Problem statement: Give every entry again, word for word and in full.

--- Start ---

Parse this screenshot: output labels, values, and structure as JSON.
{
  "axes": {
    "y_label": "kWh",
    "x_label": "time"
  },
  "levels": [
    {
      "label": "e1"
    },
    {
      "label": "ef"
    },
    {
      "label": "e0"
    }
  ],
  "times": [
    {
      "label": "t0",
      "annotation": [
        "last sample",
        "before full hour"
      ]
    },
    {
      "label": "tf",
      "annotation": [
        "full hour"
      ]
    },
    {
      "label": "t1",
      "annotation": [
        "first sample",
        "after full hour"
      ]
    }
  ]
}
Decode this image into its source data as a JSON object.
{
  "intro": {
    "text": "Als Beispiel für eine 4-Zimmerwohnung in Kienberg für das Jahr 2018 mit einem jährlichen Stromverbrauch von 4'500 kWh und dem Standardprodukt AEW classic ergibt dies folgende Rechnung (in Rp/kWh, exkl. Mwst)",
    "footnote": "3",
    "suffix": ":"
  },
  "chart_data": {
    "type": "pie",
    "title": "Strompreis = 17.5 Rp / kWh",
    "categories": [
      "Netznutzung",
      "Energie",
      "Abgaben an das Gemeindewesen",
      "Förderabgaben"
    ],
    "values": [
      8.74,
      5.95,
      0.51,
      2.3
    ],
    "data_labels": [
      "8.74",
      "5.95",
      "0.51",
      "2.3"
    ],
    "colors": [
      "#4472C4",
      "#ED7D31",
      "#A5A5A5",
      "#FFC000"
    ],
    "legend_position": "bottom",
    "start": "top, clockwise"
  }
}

--- End ---

The result:
Parse this screenshot: output labels, values, and structure as JSON.
{
  "axes": {
    "y_label": "kWh",
    "x_label": "time"
  },
  "levels": [
    {
      "label": "e1"
    },
    {
      "label": "ef"
    },
    {
      "label": "e0"
    }
  ],
  "times": [
    {
      "label": "t0",
      "annotation": [
        "last sample",
        "before full hour"
      ]
    },
    {
      "label": "tf",
      "annotation": [
        "full hour"
      ]
    },
    {
      "label": "t1",
      "annotation": [
        "first sample",
        "after full hour"
      ]
    }
  ]
}
Decode this image into its source data as a JSON object.
{
  "intro": {
    "text": "Als Beispiel für eine 4-Zimmerwohnung in Kienberg für das Jahr 2018 mit einem jährlichen Stromverbrauch von 4'500 kWh und dem Standardprodukt AEW classic ergibt dies folgende Rechnung (in Rp/kWh, exkl. Mwst)",
    "footnote": "3",
    "suffix": ":"
  },
  "chart_data": {
    "type": "pie",
    "title": "Strompreis = 17.5 Rp / kWh",
    "categories": [
      "Netznutzung",
      "Energie",
      "Abgaben an das Gemeindewesen",
      "Förderabgaben"
    ],
    "values": [
      8.74,
      5.95,
      0.51,
      2.3
    ],
    "data_labels": [
      "8.74",
      "5.95",
      "0.51",
      "2.3"
    ],
    "colors": [
      "#4472C4",
      "#ED7D31",
      "#A5A5A5",
      "#FFC000"
    ],
    "legend_position": "bottom",
    "start": "top, clockwise"
  }
}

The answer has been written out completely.